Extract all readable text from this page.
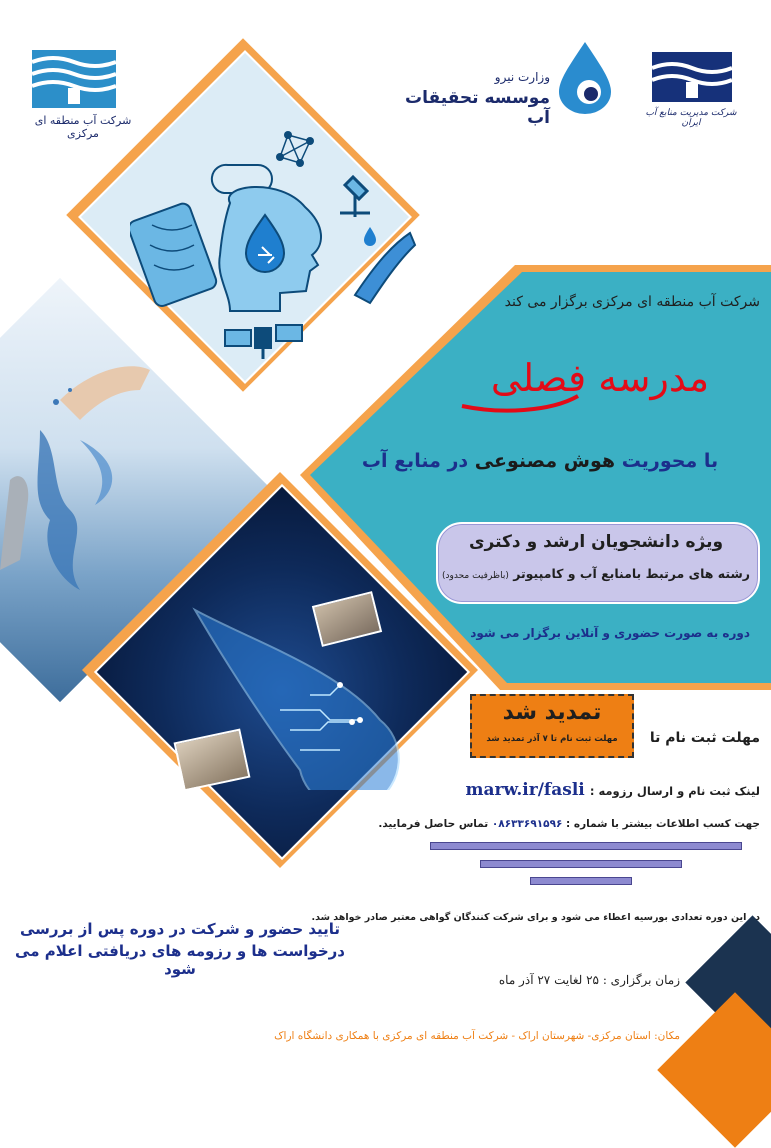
شرکت آب منطقه ای مرکزی
وزارت نیرو
موسسه تحقیقات آب	شرکت مدیریت منابع آب ایران
شرکت آب منطقه ای مرکزی برگزار می کند
مدرسه فصلی
با محوریت هوش مصنوعی در منابع آب
ویژه دانشجویان ارشد و دکتری
رشته های مرتبط بامنابع آب و کامپیوتر (باظرفیت محدود)
دوره به صورت حضوری و آنلاین برگزار می شود
مهلت ثبت نام تا
تمدید شد
مهلت ثبت نام تا ۷ آذر تمدید شد
لینک ثبت نام و ارسال رزومه : marw.ir/fasli
جهت کسب اطلاعات بیشتر با شماره : ۰۸۶۳۳۶۹۱۵۹۶ تماس حاصل فرمایید.
در این دوره تعدادی بورسیه اعطاء می شود و برای شرکت کنندگان گواهی معتبر صادر خواهد شد.
تایید حضور و شرکت در دوره پس از بررسی
درخواست ها و رزومه های دریافتی اعلام می شود
زمان برگزاری : ۲۵ لغایت ۲۷ آذر ماه
مکان: استان مرکزی- شهرستان اراک - شرکت آب منطقه ای مرکزی با همکاری دانشگاه اراک
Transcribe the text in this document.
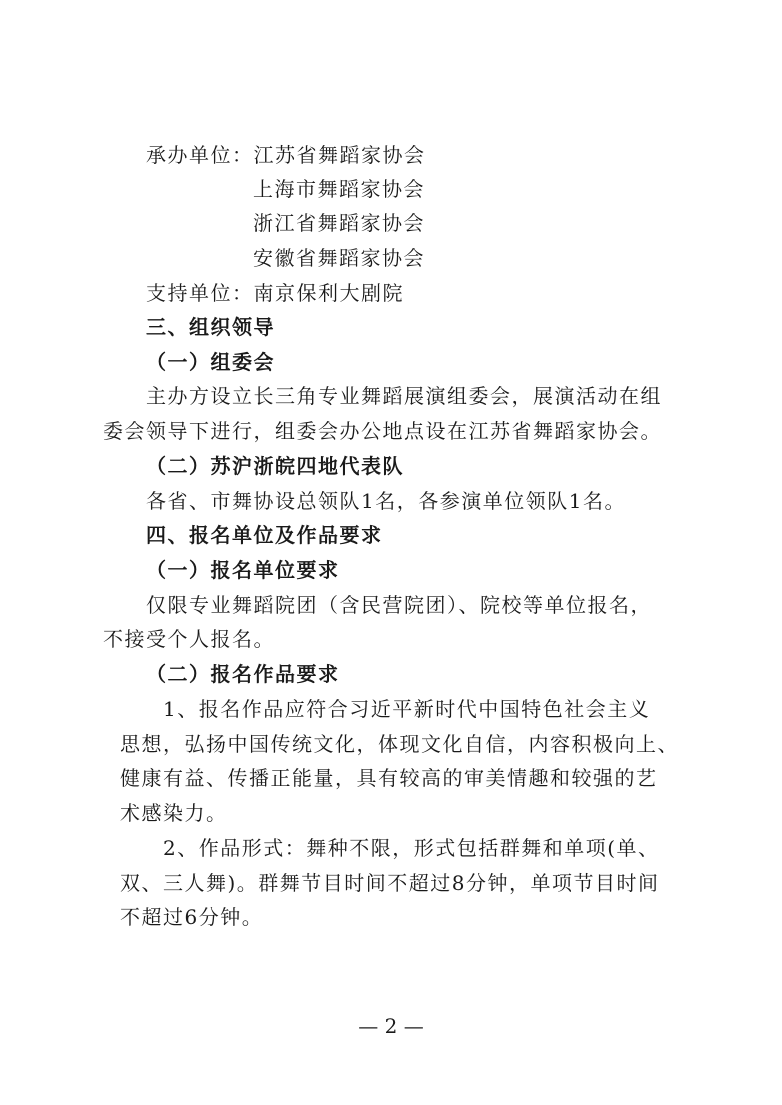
承办单位：江苏省舞蹈家协会
上海市舞蹈家协会
浙江省舞蹈家协会
安徽省舞蹈家协会
支持单位：南京保利大剧院
三、组织领导
（一）组委会
主办方设立长三角专业舞蹈展演组委会，展演活动在组
委会领导下进行，组委会办公地点设在江苏省舞蹈家协会。
（二）苏沪浙皖四地代表队
各省、市舞协设总领队1名，各参演单位领队1名。
四、报名单位及作品要求
（一）报名单位要求
仅限专业舞蹈院团（含民营院团）、院校等单位报名，
不接受个人报名。
（二）报名作品要求
1、报名作品应符合习近平新时代中国特色社会主义
思想，弘扬中国传统文化，体现文化自信，内容积极向上、
健康有益、传播正能量，具有较高的审美情趣和较强的艺
术感染力。
2、作品形式：舞种不限，形式包括群舞和单项(单、
双、三人舞)。群舞节目时间不超过8分钟，单项节目时间
不超过6分钟。
— 2 —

■ Exercise goal ■
Repeat all the data as it stands, dropping any images it holds.

■ Response ■
Extract all readable text from this page.
شرکت آب منطقه ای مرکزی
وزارت نیرو
موسسه تحقیقات آب	شرکت مدیریت منابع آب ایران
شرکت آب منطقه ای مرکزی برگزار می کند
مدرسه فصلی
با محوریت هوش مصنوعی در منابع آب
ویژه دانشجویان ارشد و دکتری
رشته های مرتبط بامنابع آب و کامپیوتر (باظرفیت محدود)
دوره به صورت حضوری و آنلاین برگزار می شود
مهلت ثبت نام تا
تمدید شد
مهلت ثبت نام تا ۷ آذر تمدید شد
لینک ثبت نام و ارسال رزومه : marw.ir/fasli
جهت کسب اطلاعات بیشتر با شماره : ۰۸۶۳۳۶۹۱۵۹۶ تماس حاصل فرمایید.
در این دوره تعدادی بورسیه اعطاء می شود و برای شرکت کنندگان گواهی معتبر صادر خواهد شد.
تایید حضور و شرکت در دوره پس از بررسی
درخواست ها و رزومه های دریافتی اعلام می شود
زمان برگزاری : ۲۵ لغایت ۲۷ آذر ماه
مکان: استان مرکزی- شهرستان اراک - شرکت آب منطقه ای مرکزی با همکاری دانشگاه اراک
Transcribe the text in this document.
承办单位：江苏省舞蹈家协会
上海市舞蹈家协会
浙江省舞蹈家协会
安徽省舞蹈家协会
支持单位：南京保利大剧院
三、组织领导
（一）组委会
主办方设立长三角专业舞蹈展演组委会，展演活动在组
委会领导下进行，组委会办公地点设在江苏省舞蹈家协会。
（二）苏沪浙皖四地代表队
各省、市舞协设总领队1名，各参演单位领队1名。
四、报名单位及作品要求
（一）报名单位要求
仅限专业舞蹈院团（含民营院团）、院校等单位报名，
不接受个人报名。
（二）报名作品要求
1、报名作品应符合习近平新时代中国特色社会主义
思想，弘扬中国传统文化，体现文化自信，内容积极向上、
健康有益、传播正能量，具有较高的审美情趣和较强的艺
术感染力。
2、作品形式：舞种不限，形式包括群舞和单项(单、
双、三人舞)。群舞节目时间不超过8分钟，单项节目时间
不超过6分钟。
— 2 —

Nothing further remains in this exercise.